GIVEN REQUEST → Reproduce exactly the lines below, starting with the line that contains "What text is on this page?" and ending with the last line of the records, both included, and nothing else.

(Items listed in a dataset)
════════

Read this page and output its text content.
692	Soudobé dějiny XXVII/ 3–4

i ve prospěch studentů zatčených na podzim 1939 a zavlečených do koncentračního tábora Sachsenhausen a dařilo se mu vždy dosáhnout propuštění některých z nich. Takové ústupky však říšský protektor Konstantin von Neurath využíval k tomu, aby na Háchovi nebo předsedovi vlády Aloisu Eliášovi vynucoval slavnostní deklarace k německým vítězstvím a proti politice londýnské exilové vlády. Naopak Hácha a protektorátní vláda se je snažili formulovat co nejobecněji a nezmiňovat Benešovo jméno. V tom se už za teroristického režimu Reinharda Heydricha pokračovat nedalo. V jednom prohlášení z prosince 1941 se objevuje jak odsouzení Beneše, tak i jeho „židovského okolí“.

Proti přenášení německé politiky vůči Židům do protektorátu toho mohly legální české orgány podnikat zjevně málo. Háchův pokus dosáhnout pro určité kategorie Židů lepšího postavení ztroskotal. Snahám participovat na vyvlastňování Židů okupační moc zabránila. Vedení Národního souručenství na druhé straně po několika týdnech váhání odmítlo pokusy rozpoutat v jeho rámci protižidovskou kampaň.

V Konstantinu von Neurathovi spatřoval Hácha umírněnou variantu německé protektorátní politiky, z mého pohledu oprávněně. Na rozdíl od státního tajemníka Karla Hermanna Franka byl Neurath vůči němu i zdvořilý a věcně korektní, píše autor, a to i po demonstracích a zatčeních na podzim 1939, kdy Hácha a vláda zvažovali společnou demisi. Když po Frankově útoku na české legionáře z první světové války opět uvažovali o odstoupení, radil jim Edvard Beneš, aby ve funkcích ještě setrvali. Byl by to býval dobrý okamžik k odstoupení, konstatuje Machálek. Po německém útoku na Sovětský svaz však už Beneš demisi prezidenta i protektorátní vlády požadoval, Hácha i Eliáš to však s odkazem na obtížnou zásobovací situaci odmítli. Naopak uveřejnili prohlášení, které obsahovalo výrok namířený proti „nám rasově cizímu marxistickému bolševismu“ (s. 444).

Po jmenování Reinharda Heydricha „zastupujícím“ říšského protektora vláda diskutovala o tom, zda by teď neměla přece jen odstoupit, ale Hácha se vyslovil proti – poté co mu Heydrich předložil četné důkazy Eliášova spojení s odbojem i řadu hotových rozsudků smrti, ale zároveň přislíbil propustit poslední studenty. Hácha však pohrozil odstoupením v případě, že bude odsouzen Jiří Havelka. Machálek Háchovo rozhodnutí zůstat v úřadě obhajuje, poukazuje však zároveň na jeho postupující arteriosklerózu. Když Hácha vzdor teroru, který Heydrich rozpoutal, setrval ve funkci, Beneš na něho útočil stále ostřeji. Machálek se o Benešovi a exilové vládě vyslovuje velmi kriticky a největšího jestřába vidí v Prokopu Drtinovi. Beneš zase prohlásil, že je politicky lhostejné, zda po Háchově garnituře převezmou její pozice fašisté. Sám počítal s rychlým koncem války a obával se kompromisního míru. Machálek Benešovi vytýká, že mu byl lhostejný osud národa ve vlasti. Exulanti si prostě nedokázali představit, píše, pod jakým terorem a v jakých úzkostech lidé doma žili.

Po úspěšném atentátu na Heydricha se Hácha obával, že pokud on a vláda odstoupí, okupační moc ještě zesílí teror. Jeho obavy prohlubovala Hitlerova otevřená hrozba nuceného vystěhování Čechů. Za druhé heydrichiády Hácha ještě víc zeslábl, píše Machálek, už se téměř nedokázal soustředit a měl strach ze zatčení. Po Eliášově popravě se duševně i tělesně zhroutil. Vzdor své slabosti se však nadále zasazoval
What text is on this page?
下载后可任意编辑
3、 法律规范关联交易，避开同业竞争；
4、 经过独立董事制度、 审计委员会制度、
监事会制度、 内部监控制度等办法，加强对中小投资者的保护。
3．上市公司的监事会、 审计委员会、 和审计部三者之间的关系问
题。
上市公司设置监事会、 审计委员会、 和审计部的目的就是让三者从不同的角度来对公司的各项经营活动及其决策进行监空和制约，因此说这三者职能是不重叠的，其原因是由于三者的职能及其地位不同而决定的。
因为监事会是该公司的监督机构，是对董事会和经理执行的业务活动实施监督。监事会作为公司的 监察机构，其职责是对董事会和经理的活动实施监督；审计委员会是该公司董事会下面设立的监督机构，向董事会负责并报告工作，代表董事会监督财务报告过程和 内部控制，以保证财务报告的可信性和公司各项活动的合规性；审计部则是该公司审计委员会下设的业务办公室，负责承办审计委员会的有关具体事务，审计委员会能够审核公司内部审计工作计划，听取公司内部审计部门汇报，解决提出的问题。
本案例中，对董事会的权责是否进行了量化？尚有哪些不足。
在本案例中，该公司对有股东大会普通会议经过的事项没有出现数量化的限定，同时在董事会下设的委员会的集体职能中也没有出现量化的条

════════

COMPLETE RESPONSE →
What text is on this page?
下载后可任意编辑
3、 法律规范关联交易，避开同业竞争；
4、 经过独立董事制度、 审计委员会制度、
监事会制度、 内部监控制度等办法，加强对中小投资者的保护。
3．上市公司的监事会、 审计委员会、 和审计部三者之间的关系问
题。
上市公司设置监事会、 审计委员会、 和审计部的目的就是让三者从不同的角度来对公司的各项经营活动及其决策进行监空和制约，因此说这三者职能是不重叠的，其原因是由于三者的职能及其地位不同而决定的。
因为监事会是该公司的监督机构，是对董事会和经理执行的业务活动实施监督。监事会作为公司的 监察机构，其职责是对董事会和经理的活动实施监督；审计委员会是该公司董事会下面设立的监督机构，向董事会负责并报告工作，代表董事会监督财务报告过程和 内部控制，以保证财务报告的可信性和公司各项活动的合规性；审计部则是该公司审计委员会下设的业务办公室，负责承办审计委员会的有关具体事务，审计委员会能够审核公司内部审计工作计划，听取公司内部审计部门汇报，解决提出的问题。
本案例中，对董事会的权责是否进行了量化？尚有哪些不足。
在本案例中，该公司对有股东大会普通会议经过的事项没有出现数量化的限定，同时在董事会下设的委员会的集体职能中也没有出现量化的条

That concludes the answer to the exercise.